» **What the exercise asks**:
Write out the full set of records exactly. Any pictures in them do not belong in the copy.

Source data:
>>>

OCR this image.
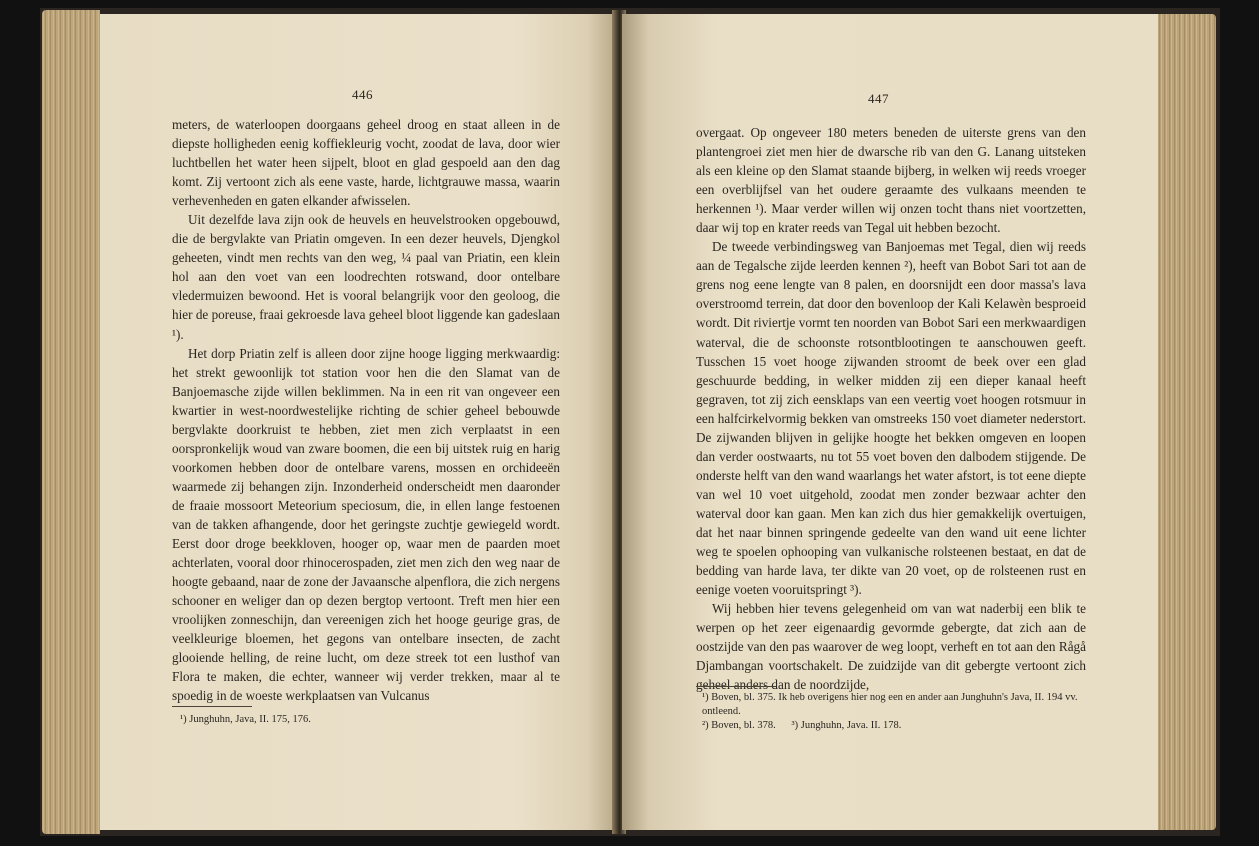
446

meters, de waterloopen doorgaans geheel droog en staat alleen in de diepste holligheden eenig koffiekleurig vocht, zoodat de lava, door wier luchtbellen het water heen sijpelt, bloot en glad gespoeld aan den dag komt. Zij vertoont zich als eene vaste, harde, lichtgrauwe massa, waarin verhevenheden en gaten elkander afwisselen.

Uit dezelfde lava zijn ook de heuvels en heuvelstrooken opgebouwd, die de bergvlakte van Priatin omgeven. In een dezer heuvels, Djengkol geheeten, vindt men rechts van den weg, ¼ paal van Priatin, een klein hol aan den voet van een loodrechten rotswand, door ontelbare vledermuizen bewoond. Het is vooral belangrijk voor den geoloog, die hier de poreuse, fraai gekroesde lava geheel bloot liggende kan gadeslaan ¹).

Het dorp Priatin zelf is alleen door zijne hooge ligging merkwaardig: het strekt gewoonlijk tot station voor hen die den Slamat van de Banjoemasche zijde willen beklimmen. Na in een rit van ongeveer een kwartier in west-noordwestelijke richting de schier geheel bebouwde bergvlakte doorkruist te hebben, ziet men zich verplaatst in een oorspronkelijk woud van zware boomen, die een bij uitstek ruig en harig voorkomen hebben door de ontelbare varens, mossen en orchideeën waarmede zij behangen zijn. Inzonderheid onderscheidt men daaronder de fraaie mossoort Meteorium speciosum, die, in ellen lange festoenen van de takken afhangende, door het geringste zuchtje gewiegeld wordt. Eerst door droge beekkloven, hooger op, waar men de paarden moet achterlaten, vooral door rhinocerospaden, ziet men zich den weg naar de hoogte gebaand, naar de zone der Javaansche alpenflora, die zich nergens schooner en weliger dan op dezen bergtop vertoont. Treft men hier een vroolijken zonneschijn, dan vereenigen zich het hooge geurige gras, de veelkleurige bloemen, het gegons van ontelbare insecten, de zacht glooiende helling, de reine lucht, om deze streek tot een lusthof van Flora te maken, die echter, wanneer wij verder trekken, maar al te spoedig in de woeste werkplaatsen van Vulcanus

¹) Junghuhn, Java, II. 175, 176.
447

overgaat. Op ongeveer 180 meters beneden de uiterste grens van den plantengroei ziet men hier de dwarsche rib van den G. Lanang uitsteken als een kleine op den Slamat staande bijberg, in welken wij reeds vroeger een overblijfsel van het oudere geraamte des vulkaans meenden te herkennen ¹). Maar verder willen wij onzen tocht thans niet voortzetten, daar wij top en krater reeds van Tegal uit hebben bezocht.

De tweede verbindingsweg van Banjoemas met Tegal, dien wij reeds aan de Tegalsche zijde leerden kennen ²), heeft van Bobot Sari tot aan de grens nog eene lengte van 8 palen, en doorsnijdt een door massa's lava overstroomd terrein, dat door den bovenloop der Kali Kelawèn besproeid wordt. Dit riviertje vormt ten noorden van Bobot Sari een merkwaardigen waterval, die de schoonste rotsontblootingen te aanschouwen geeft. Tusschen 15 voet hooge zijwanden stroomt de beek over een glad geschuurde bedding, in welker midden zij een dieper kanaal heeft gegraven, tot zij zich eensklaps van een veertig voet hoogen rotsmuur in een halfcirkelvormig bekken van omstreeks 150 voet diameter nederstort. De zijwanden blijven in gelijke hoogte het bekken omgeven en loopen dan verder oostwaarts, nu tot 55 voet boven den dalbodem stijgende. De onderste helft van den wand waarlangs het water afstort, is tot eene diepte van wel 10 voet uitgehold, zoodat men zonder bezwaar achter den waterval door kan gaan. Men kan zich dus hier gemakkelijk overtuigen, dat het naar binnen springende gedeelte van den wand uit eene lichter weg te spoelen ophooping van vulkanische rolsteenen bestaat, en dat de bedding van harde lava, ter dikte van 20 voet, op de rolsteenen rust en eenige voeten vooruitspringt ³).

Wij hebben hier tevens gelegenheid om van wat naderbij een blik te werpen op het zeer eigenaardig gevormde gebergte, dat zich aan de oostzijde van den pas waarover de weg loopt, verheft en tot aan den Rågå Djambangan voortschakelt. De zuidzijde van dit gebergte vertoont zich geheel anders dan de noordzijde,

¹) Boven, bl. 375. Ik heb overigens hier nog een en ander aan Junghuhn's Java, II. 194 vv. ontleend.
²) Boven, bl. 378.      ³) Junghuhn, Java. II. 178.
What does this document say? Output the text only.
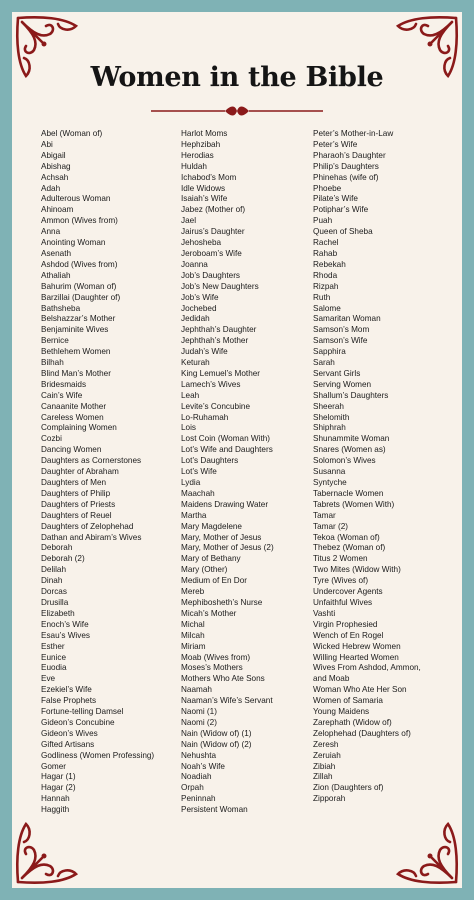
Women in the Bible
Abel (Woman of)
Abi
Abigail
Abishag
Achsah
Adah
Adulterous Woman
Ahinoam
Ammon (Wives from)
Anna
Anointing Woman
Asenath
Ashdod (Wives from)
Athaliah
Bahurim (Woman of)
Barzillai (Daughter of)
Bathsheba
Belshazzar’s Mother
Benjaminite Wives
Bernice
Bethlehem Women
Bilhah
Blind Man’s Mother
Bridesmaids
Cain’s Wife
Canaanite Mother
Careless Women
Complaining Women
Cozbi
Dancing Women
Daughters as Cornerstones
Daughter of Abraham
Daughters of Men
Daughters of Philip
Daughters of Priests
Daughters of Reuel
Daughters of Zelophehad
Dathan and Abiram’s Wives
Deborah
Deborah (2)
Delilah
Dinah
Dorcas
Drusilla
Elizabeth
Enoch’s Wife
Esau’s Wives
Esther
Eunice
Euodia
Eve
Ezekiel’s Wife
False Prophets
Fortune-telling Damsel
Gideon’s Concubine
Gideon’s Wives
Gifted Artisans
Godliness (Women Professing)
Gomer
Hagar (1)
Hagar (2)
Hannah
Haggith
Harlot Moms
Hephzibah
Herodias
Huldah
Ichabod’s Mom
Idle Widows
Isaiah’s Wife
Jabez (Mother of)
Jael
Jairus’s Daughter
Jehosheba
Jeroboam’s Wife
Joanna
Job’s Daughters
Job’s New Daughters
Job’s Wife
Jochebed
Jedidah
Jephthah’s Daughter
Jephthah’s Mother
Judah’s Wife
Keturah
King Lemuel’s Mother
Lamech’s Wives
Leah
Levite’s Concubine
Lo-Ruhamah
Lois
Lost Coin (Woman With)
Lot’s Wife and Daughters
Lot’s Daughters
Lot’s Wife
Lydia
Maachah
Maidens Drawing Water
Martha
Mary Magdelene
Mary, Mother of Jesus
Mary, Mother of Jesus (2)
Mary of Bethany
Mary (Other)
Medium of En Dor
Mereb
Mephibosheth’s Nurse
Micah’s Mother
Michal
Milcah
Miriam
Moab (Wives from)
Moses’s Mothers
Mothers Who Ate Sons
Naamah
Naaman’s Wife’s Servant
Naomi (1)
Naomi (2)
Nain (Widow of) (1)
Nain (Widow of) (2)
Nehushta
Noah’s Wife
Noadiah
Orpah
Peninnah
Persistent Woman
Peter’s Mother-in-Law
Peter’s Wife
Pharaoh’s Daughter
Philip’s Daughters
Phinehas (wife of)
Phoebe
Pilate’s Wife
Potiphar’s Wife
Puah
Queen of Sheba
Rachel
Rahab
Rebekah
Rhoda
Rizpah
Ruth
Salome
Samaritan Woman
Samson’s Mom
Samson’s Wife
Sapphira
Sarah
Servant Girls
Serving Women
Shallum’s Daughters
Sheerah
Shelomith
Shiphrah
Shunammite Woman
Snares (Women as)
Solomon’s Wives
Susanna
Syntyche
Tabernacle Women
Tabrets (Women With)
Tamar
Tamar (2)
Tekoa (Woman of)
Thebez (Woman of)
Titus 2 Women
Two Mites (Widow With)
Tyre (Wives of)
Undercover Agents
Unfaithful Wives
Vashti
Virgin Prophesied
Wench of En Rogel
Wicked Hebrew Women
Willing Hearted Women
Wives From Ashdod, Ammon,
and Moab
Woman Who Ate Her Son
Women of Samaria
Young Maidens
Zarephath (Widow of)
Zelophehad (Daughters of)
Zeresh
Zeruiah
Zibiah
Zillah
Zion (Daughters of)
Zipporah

<<<

» **Answer to the problem**:
OCR this image.
446

meters, de waterloopen doorgaans geheel droog en staat alleen in de diepste holligheden eenig koffiekleurig vocht, zoodat de lava, door wier luchtbellen het water heen sijpelt, bloot en glad gespoeld aan den dag komt. Zij vertoont zich als eene vaste, harde, lichtgrauwe massa, waarin verhevenheden en gaten elkander afwisselen.

Uit dezelfde lava zijn ook de heuvels en heuvelstrooken opgebouwd, die de bergvlakte van Priatin omgeven. In een dezer heuvels, Djengkol geheeten, vindt men rechts van den weg, ¼ paal van Priatin, een klein hol aan den voet van een loodrechten rotswand, door ontelbare vledermuizen bewoond. Het is vooral belangrijk voor den geoloog, die hier de poreuse, fraai gekroesde lava geheel bloot liggende kan gadeslaan ¹).

Het dorp Priatin zelf is alleen door zijne hooge ligging merkwaardig: het strekt gewoonlijk tot station voor hen die den Slamat van de Banjoemasche zijde willen beklimmen. Na in een rit van ongeveer een kwartier in west-noordwestelijke richting de schier geheel bebouwde bergvlakte doorkruist te hebben, ziet men zich verplaatst in een oorspronkelijk woud van zware boomen, die een bij uitstek ruig en harig voorkomen hebben door de ontelbare varens, mossen en orchideeën waarmede zij behangen zijn. Inzonderheid onderscheidt men daaronder de fraaie mossoort Meteorium speciosum, die, in ellen lange festoenen van de takken afhangende, door het geringste zuchtje gewiegeld wordt. Eerst door droge beekkloven, hooger op, waar men de paarden moet achterlaten, vooral door rhinocerospaden, ziet men zich den weg naar de hoogte gebaand, naar de zone der Javaansche alpenflora, die zich nergens schooner en weliger dan op dezen bergtop vertoont. Treft men hier een vroolijken zonneschijn, dan vereenigen zich het hooge geurige gras, de veelkleurige bloemen, het gegons van ontelbare insecten, de zacht glooiende helling, de reine lucht, om deze streek tot een lusthof van Flora te maken, die echter, wanneer wij verder trekken, maar al te spoedig in de woeste werkplaatsen van Vulcanus

¹) Junghuhn, Java, II. 175, 176.
447

overgaat. Op ongeveer 180 meters beneden de uiterste grens van den plantengroei ziet men hier de dwarsche rib van den G. Lanang uitsteken als een kleine op den Slamat staande bijberg, in welken wij reeds vroeger een overblijfsel van het oudere geraamte des vulkaans meenden te herkennen ¹). Maar verder willen wij onzen tocht thans niet voortzetten, daar wij top en krater reeds van Tegal uit hebben bezocht.

De tweede verbindingsweg van Banjoemas met Tegal, dien wij reeds aan de Tegalsche zijde leerden kennen ²), heeft van Bobot Sari tot aan de grens nog eene lengte van 8 palen, en doorsnijdt een door massa's lava overstroomd terrein, dat door den bovenloop der Kali Kelawèn besproeid wordt. Dit riviertje vormt ten noorden van Bobot Sari een merkwaardigen waterval, die de schoonste rotsontblootingen te aanschouwen geeft. Tusschen 15 voet hooge zijwanden stroomt de beek over een glad geschuurde bedding, in welker midden zij een dieper kanaal heeft gegraven, tot zij zich eensklaps van een veertig voet hoogen rotsmuur in een halfcirkelvormig bekken van omstreeks 150 voet diameter nederstort. De zijwanden blijven in gelijke hoogte het bekken omgeven en loopen dan verder oostwaarts, nu tot 55 voet boven den dalbodem stijgende. De onderste helft van den wand waarlangs het water afstort, is tot eene diepte van wel 10 voet uitgehold, zoodat men zonder bezwaar achter den waterval door kan gaan. Men kan zich dus hier gemakkelijk overtuigen, dat het naar binnen springende gedeelte van den wand uit eene lichter weg te spoelen ophooping van vulkanische rolsteenen bestaat, en dat de bedding van harde lava, ter dikte van 20 voet, op de rolsteenen rust en eenige voeten vooruitspringt ³).

Wij hebben hier tevens gelegenheid om van wat naderbij een blik te werpen op het zeer eigenaardig gevormde gebergte, dat zich aan de oostzijde van den pas waarover de weg loopt, verheft en tot aan den Rågå Djambangan voortschakelt. De zuidzijde van dit gebergte vertoont zich geheel anders dan de noordzijde,

¹) Boven, bl. 375. Ik heb overigens hier nog een en ander aan Junghuhn's Java, II. 194 vv. ontleend.
²) Boven, bl. 378.      ³) Junghuhn, Java. II. 178.
What does this document say? Output the text only.
Women in the Bible
Abel (Woman of)
Abi
Abigail
Abishag
Achsah
Adah
Adulterous Woman
Ahinoam
Ammon (Wives from)
Anna
Anointing Woman
Asenath
Ashdod (Wives from)
Athaliah
Bahurim (Woman of)
Barzillai (Daughter of)
Bathsheba
Belshazzar’s Mother
Benjaminite Wives
Bernice
Bethlehem Women
Bilhah
Blind Man’s Mother
Bridesmaids
Cain’s Wife
Canaanite Mother
Careless Women
Complaining Women
Cozbi
Dancing Women
Daughters as Cornerstones
Daughter of Abraham
Daughters of Men
Daughters of Philip
Daughters of Priests
Daughters of Reuel
Daughters of Zelophehad
Dathan and Abiram’s Wives
Deborah
Deborah (2)
Delilah
Dinah
Dorcas
Drusilla
Elizabeth
Enoch’s Wife
Esau’s Wives
Esther
Eunice
Euodia
Eve
Ezekiel’s Wife
False Prophets
Fortune-telling Damsel
Gideon’s Concubine
Gideon’s Wives
Gifted Artisans
Godliness (Women Professing)
Gomer
Hagar (1)
Hagar (2)
Hannah
Haggith
Harlot Moms
Hephzibah
Herodias
Huldah
Ichabod’s Mom
Idle Widows
Isaiah’s Wife
Jabez (Mother of)
Jael
Jairus’s Daughter
Jehosheba
Jeroboam’s Wife
Joanna
Job’s Daughters
Job’s New Daughters
Job’s Wife
Jochebed
Jedidah
Jephthah’s Daughter
Jephthah’s Mother
Judah’s Wife
Keturah
King Lemuel’s Mother
Lamech’s Wives
Leah
Levite’s Concubine
Lo-Ruhamah
Lois
Lost Coin (Woman With)
Lot’s Wife and Daughters
Lot’s Daughters
Lot’s Wife
Lydia
Maachah
Maidens Drawing Water
Martha
Mary Magdelene
Mary, Mother of Jesus
Mary, Mother of Jesus (2)
Mary of Bethany
Mary (Other)
Medium of En Dor
Mereb
Mephibosheth’s Nurse
Micah’s Mother
Michal
Milcah
Miriam
Moab (Wives from)
Moses’s Mothers
Mothers Who Ate Sons
Naamah
Naaman’s Wife’s Servant
Naomi (1)
Naomi (2)
Nain (Widow of) (1)
Nain (Widow of) (2)
Nehushta
Noah’s Wife
Noadiah
Orpah
Peninnah
Persistent Woman
Peter’s Mother-in-Law
Peter’s Wife
Pharaoh’s Daughter
Philip’s Daughters
Phinehas (wife of)
Phoebe
Pilate’s Wife
Potiphar’s Wife
Puah
Queen of Sheba
Rachel
Rahab
Rebekah
Rhoda
Rizpah
Ruth
Salome
Samaritan Woman
Samson’s Mom
Samson’s Wife
Sapphira
Sarah
Servant Girls
Serving Women
Shallum’s Daughters
Sheerah
Shelomith
Shiphrah
Shunammite Woman
Snares (Women as)
Solomon’s Wives
Susanna
Syntyche
Tabernacle Women
Tabrets (Women With)
Tamar
Tamar (2)
Tekoa (Woman of)
Thebez (Woman of)
Titus 2 Women
Two Mites (Widow With)
Tyre (Wives of)
Undercover Agents
Unfaithful Wives
Vashti
Virgin Prophesied
Wench of En Rogel
Wicked Hebrew Women
Willing Hearted Women
Wives From Ashdod, Ammon,
and Moab
Woman Who Ate Her Son
Women of Samaria
Young Maidens
Zarephath (Widow of)
Zelophehad (Daughters of)
Zeresh
Zeruiah
Zibiah
Zillah
Zion (Daughters of)
Zipporah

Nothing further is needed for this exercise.